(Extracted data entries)
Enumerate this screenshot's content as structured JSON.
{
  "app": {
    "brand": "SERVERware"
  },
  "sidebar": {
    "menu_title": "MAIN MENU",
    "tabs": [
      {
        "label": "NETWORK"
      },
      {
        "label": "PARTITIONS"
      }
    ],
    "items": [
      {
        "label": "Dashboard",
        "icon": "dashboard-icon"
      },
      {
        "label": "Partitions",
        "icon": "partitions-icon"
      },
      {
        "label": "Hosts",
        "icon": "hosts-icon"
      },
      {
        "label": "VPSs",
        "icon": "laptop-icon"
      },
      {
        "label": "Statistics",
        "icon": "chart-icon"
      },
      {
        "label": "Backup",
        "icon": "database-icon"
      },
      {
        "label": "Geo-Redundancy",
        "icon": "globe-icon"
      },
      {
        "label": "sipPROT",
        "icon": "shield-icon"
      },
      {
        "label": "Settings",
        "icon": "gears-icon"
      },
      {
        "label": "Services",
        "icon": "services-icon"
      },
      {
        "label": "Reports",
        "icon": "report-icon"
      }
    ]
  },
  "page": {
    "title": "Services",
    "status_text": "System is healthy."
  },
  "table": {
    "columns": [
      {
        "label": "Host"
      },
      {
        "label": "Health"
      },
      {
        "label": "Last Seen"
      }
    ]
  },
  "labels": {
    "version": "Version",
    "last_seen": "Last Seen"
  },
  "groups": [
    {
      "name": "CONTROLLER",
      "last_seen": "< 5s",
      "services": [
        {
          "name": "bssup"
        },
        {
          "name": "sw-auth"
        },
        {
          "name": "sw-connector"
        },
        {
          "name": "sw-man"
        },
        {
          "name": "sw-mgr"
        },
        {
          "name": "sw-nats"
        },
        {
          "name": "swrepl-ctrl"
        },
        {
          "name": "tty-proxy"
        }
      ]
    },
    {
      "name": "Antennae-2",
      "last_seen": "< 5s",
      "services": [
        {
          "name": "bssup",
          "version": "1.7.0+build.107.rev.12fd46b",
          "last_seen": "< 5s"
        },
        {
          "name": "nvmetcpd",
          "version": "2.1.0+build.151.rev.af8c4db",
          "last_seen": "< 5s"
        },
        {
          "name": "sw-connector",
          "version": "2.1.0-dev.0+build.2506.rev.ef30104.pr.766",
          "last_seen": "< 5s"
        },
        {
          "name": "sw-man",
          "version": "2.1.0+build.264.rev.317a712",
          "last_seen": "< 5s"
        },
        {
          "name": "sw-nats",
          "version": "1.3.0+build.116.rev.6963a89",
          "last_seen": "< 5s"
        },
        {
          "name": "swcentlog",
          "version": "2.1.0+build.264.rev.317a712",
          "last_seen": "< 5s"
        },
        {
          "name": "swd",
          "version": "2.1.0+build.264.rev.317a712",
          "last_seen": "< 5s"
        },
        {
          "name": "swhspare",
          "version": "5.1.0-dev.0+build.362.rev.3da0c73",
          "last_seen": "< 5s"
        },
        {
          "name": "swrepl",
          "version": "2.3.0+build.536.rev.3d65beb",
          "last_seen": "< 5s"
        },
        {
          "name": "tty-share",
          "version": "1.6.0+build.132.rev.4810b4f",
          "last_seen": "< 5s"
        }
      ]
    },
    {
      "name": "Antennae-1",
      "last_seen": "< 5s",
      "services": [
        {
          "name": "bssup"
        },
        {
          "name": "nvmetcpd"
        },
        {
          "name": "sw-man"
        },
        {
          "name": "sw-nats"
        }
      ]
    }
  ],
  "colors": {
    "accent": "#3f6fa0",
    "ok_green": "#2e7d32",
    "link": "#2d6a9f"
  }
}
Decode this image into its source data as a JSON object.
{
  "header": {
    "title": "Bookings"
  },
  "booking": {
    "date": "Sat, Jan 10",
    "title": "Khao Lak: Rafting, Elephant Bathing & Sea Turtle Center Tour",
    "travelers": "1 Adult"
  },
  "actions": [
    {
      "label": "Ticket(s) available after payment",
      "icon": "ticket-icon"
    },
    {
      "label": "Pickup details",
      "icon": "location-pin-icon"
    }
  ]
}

TASK TO CARRY OUT:
Reproduce the listing above verbatim, from first line to last.

TASK OUTPUT:
Enumerate this screenshot's content as structured JSON.
{
  "app": {
    "brand": "SERVERware"
  },
  "sidebar": {
    "menu_title": "MAIN MENU",
    "tabs": [
      {
        "label": "NETWORK"
      },
      {
        "label": "PARTITIONS"
      }
    ],
    "items": [
      {
        "label": "Dashboard",
        "icon": "dashboard-icon"
      },
      {
        "label": "Partitions",
        "icon": "partitions-icon"
      },
      {
        "label": "Hosts",
        "icon": "hosts-icon"
      },
      {
        "label": "VPSs",
        "icon": "laptop-icon"
      },
      {
        "label": "Statistics",
        "icon": "chart-icon"
      },
      {
        "label": "Backup",
        "icon": "database-icon"
      },
      {
        "label": "Geo-Redundancy",
        "icon": "globe-icon"
      },
      {
        "label": "sipPROT",
        "icon": "shield-icon"
      },
      {
        "label": "Settings",
        "icon": "gears-icon"
      },
      {
        "label": "Services",
        "icon": "services-icon"
      },
      {
        "label": "Reports",
        "icon": "report-icon"
      }
    ]
  },
  "page": {
    "title": "Services",
    "status_text": "System is healthy."
  },
  "table": {
    "columns": [
      {
        "label": "Host"
      },
      {
        "label": "Health"
      },
      {
        "label": "Last Seen"
      }
    ]
  },
  "labels": {
    "version": "Version",
    "last_seen": "Last Seen"
  },
  "groups": [
    {
      "name": "CONTROLLER",
      "last_seen": "< 5s",
      "services": [
        {
          "name": "bssup"
        },
        {
          "name": "sw-auth"
        },
        {
          "name": "sw-connector"
        },
        {
          "name": "sw-man"
        },
        {
          "name": "sw-mgr"
        },
        {
          "name": "sw-nats"
        },
        {
          "name": "swrepl-ctrl"
        },
        {
          "name": "tty-proxy"
        }
      ]
    },
    {
      "name": "Antennae-2",
      "last_seen": "< 5s",
      "services": [
        {
          "name": "bssup",
          "version": "1.7.0+build.107.rev.12fd46b",
          "last_seen": "< 5s"
        },
        {
          "name": "nvmetcpd",
          "version": "2.1.0+build.151.rev.af8c4db",
          "last_seen": "< 5s"
        },
        {
          "name": "sw-connector",
          "version": "2.1.0-dev.0+build.2506.rev.ef30104.pr.766",
          "last_seen": "< 5s"
        },
        {
          "name": "sw-man",
          "version": "2.1.0+build.264.rev.317a712",
          "last_seen": "< 5s"
        },
        {
          "name": "sw-nats",
          "version": "1.3.0+build.116.rev.6963a89",
          "last_seen": "< 5s"
        },
        {
          "name": "swcentlog",
          "version": "2.1.0+build.264.rev.317a712",
          "last_seen": "< 5s"
        },
        {
          "name": "swd",
          "version": "2.1.0+build.264.rev.317a712",
          "last_seen": "< 5s"
        },
        {
          "name": "swhspare",
          "version": "5.1.0-dev.0+build.362.rev.3da0c73",
          "last_seen": "< 5s"
        },
        {
          "name": "swrepl",
          "version": "2.3.0+build.536.rev.3d65beb",
          "last_seen": "< 5s"
        },
        {
          "name": "tty-share",
          "version": "1.6.0+build.132.rev.4810b4f",
          "last_seen": "< 5s"
        }
      ]
    },
    {
      "name": "Antennae-1",
      "last_seen": "< 5s",
      "services": [
        {
          "name": "bssup"
        },
        {
          "name": "nvmetcpd"
        },
        {
          "name": "sw-man"
        },
        {
          "name": "sw-nats"
        }
      ]
    }
  ],
  "colors": {
    "accent": "#3f6fa0",
    "ok_green": "#2e7d32",
    "link": "#2d6a9f"
  }
}
Decode this image into its source data as a JSON object.
{
  "header": {
    "title": "Bookings"
  },
  "booking": {
    "date": "Sat, Jan 10",
    "title": "Khao Lak: Rafting, Elephant Bathing & Sea Turtle Center Tour",
    "travelers": "1 Adult"
  },
  "actions": [
    {
      "label": "Ticket(s) available after payment",
      "icon": "ticket-icon"
    },
    {
      "label": "Pickup details",
      "icon": "location-pin-icon"
    }
  ]
}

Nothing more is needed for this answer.